PROBLEM TO SOLVE: Out of the listing below, copy every line that carries the string "certificada".

:: SUPPLIED MATERIAL

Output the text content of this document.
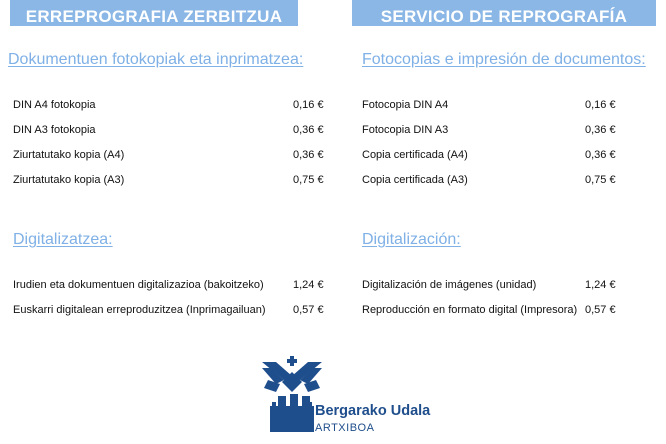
ERREPROGRAFIA ZERBITZUA	SERVICIO DE REPROGRAFÍA
Dokumentuen fotokopiak eta inprimatzea:
DIN A4 fotokopia	0,16 €
DIN A3 fotokopia	0,36 €
Ziurtatutako kopia (A4)	0,36 €
Ziurtatutako kopia (A3)	0,75 €
Digitalizatzea:
Irudien eta dokumentuen digitalizazioa (bakoitzeko)	1,24 €
Euskarri digitalean erreproduzitzea (Inprimagailuan) 0,57 €
Fotocopias e impresión de documentos:
Fotocopia DIN A4	0,16 €
Fotocopia DIN A3	0,36 €
Copia certificada (A4)	0,36 €
Copia certificada (A3)	0,75 €
Digitalización:
Digitalización de imágenes (unidad)	1,24 €
Reproducción en formato digital (Impresora) 0,57 €
Bergarako Udala
ARTXIBOA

::::

WRITTEN SOLUTION:
Copia certificada (A4)	0,36 €
Copia certificada (A3)	0,75 €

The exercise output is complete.